* **Short exercise**:
Go through the entries below and pick out every line with "spoření".
━━━━━ Entries shown
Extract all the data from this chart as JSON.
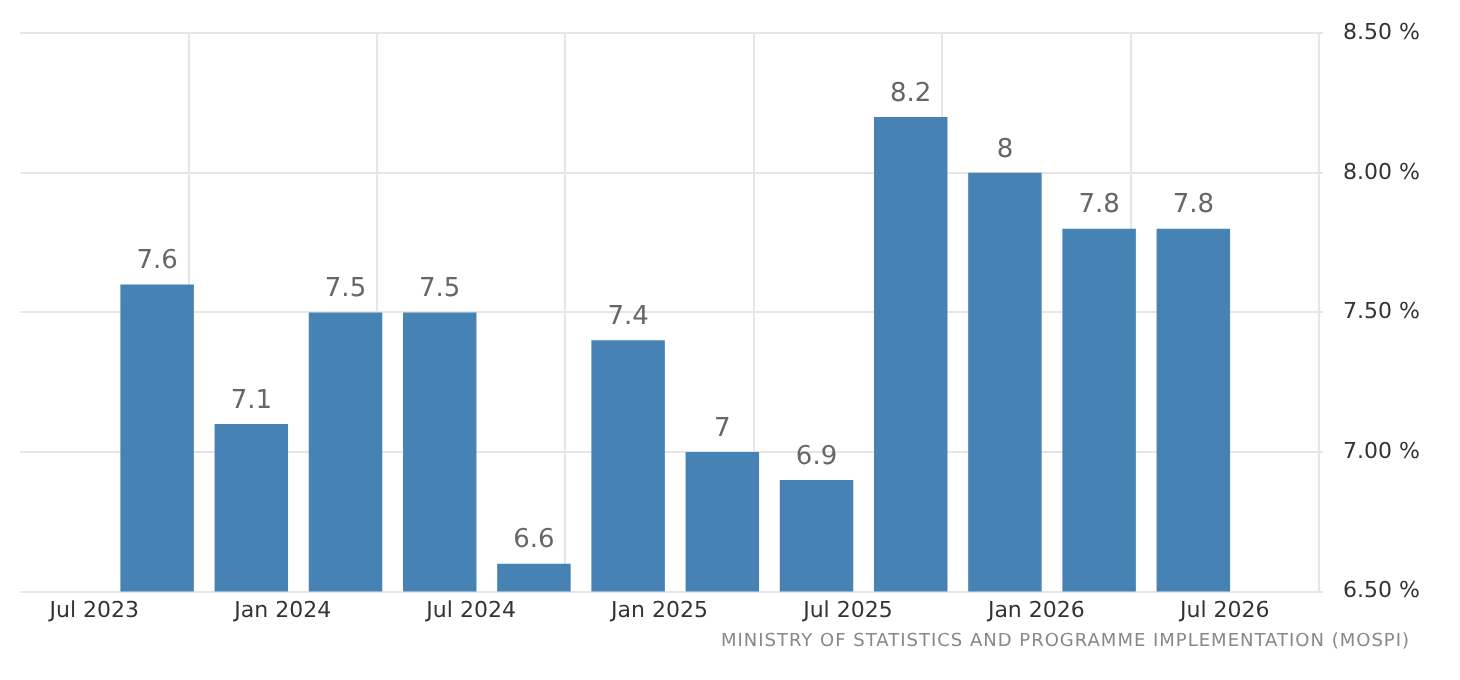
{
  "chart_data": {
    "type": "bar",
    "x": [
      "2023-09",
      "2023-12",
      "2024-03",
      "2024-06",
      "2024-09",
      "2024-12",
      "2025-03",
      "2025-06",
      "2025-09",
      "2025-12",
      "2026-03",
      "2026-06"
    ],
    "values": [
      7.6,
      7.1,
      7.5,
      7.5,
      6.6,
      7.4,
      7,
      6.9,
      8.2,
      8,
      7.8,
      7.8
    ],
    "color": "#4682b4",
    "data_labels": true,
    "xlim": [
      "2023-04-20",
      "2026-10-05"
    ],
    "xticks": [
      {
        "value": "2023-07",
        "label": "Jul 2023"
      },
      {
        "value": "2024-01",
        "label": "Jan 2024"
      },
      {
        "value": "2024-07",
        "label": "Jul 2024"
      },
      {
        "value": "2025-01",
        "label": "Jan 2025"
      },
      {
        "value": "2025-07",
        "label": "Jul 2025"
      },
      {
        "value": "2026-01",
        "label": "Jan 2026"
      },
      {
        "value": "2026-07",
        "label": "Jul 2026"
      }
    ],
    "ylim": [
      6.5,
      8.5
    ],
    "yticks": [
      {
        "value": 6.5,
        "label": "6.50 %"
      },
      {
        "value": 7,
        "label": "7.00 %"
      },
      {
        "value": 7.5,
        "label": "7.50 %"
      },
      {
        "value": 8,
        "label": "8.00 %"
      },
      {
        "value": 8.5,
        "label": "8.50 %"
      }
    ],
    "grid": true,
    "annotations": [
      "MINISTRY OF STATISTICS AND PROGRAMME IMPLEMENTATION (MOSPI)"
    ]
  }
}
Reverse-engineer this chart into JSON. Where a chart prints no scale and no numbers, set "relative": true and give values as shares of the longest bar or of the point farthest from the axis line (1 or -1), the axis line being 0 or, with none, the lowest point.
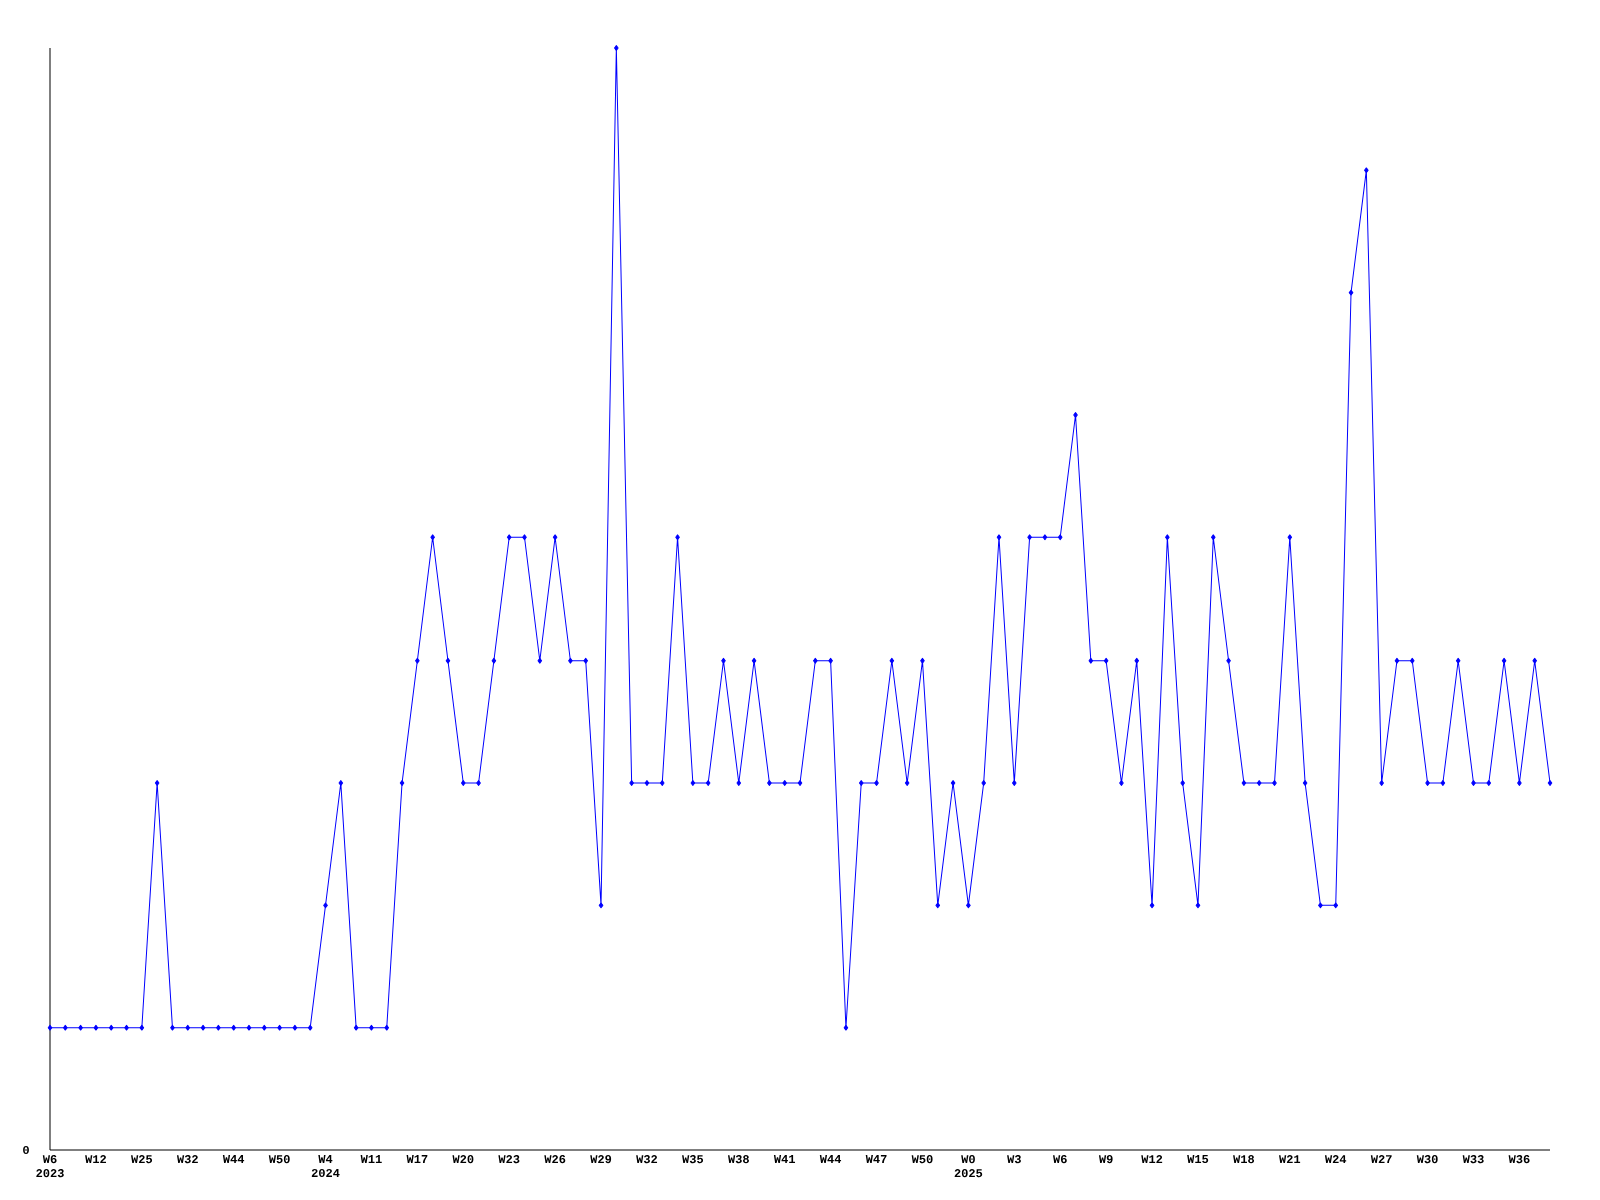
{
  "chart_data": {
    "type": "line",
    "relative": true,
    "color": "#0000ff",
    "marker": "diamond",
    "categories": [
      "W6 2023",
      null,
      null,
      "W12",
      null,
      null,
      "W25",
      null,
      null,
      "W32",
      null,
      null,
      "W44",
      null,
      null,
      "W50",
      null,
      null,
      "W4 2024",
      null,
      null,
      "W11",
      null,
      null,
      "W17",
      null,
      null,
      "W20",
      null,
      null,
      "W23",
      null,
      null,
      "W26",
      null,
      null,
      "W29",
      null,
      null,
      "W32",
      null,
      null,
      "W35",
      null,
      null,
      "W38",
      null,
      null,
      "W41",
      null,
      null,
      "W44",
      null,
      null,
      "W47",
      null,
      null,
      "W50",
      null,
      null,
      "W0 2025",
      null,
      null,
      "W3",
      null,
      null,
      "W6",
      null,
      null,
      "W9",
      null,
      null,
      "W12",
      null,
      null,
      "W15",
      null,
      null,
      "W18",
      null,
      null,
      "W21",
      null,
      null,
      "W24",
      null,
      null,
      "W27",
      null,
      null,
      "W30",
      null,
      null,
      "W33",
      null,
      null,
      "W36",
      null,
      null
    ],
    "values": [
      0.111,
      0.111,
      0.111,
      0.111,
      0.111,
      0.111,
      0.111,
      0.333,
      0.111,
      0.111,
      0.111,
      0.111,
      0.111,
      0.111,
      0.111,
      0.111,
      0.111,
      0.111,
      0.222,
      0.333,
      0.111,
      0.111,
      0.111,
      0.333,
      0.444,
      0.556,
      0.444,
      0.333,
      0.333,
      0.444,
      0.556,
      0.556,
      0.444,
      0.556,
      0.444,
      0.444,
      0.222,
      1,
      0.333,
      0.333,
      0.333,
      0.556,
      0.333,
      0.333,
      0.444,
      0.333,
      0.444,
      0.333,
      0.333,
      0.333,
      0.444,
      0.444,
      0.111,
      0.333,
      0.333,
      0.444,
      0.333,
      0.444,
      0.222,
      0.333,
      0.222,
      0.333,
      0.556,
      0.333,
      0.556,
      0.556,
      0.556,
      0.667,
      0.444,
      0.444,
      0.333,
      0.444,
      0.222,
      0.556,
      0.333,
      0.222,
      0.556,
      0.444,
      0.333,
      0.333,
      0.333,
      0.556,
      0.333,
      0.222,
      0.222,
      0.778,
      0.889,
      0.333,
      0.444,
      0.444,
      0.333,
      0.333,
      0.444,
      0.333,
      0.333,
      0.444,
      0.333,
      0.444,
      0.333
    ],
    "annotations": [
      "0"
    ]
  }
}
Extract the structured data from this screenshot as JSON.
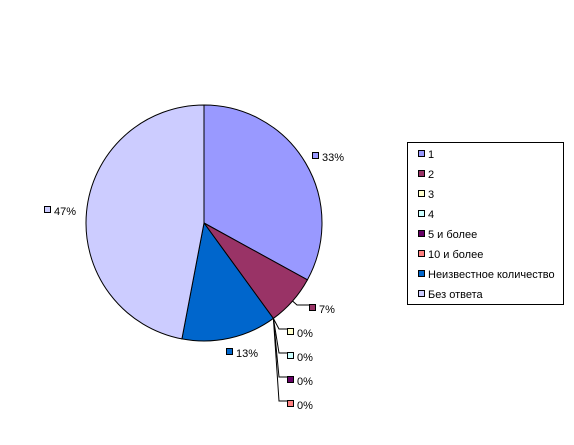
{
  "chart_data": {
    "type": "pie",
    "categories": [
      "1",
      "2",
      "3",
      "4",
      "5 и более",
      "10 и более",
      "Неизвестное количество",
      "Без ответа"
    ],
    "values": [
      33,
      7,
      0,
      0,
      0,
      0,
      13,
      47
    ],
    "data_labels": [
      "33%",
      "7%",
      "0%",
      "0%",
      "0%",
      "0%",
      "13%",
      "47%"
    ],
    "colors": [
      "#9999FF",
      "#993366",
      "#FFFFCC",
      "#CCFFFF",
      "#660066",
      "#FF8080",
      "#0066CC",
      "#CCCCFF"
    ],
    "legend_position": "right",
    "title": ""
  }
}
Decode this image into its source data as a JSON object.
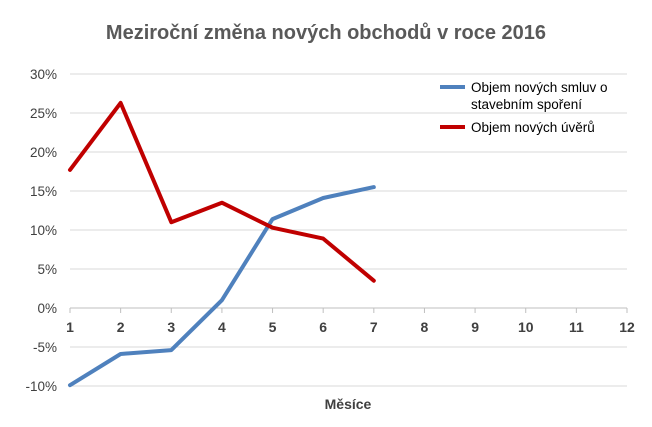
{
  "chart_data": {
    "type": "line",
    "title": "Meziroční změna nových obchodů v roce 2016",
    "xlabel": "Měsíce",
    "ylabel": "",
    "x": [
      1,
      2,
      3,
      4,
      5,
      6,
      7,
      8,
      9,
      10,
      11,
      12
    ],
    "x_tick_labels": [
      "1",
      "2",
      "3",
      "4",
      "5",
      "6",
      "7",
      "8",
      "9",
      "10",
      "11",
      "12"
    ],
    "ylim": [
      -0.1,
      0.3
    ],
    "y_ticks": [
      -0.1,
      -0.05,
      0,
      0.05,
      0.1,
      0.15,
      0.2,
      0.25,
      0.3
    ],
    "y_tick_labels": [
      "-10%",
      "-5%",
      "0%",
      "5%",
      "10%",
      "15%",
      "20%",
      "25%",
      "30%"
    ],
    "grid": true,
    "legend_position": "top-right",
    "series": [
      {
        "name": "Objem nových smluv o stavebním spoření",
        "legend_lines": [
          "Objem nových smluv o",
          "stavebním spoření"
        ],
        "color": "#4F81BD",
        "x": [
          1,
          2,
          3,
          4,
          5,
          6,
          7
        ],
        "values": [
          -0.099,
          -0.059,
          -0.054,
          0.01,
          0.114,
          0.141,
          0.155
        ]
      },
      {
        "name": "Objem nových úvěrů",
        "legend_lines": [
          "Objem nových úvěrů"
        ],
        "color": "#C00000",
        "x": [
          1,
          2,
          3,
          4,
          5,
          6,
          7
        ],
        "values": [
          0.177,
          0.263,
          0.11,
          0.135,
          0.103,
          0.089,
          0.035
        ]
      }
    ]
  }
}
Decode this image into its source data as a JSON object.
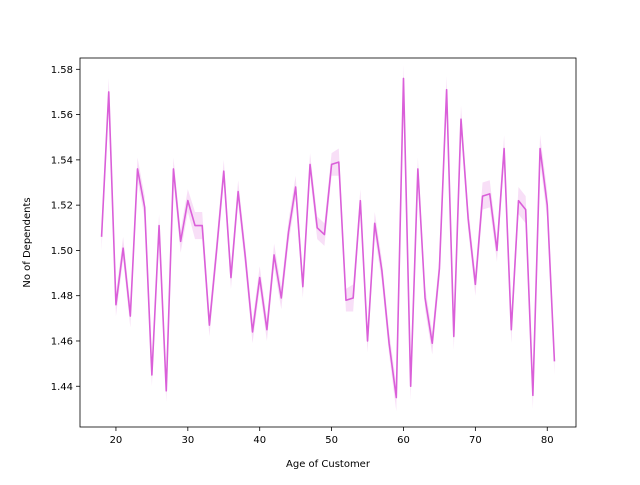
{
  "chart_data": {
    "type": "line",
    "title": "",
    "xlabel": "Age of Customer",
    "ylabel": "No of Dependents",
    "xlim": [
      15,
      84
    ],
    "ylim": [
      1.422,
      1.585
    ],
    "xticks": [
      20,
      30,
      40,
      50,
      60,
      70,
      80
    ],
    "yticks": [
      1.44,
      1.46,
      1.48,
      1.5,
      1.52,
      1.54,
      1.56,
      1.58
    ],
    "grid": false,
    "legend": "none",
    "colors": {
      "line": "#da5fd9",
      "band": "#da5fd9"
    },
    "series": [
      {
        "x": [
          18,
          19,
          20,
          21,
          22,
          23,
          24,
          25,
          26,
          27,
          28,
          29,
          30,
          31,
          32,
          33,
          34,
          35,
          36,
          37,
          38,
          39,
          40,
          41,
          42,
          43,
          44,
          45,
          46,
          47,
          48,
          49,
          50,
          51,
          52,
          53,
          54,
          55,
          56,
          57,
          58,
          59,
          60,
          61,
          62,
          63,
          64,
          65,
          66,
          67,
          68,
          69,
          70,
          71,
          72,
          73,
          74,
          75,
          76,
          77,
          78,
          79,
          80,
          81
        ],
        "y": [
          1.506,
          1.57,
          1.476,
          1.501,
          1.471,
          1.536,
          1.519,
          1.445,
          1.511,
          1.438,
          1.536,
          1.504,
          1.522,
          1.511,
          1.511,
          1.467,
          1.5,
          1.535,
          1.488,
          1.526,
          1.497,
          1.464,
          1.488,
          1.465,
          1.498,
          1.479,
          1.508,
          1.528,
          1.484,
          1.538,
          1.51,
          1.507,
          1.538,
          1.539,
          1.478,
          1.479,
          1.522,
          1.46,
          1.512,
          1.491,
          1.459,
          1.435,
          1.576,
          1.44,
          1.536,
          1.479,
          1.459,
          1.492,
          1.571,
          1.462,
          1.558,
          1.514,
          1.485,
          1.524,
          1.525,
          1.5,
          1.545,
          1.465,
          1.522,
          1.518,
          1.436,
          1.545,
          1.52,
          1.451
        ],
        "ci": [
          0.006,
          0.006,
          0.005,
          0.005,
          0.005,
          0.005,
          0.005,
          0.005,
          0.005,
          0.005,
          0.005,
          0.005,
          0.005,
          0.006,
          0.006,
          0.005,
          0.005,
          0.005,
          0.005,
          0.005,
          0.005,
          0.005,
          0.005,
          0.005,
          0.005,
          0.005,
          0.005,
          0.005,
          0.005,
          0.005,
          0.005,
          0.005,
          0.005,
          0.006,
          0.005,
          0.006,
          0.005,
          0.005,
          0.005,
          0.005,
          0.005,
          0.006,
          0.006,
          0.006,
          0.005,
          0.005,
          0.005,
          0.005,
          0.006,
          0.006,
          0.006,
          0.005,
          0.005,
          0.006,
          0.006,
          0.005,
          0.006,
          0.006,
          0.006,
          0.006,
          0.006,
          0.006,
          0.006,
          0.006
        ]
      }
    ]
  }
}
━━━━━━━━━━
* **Answer for the task**:
        "name": "Objem nových smluv o stavebním spoření",
          "stavebním spoření"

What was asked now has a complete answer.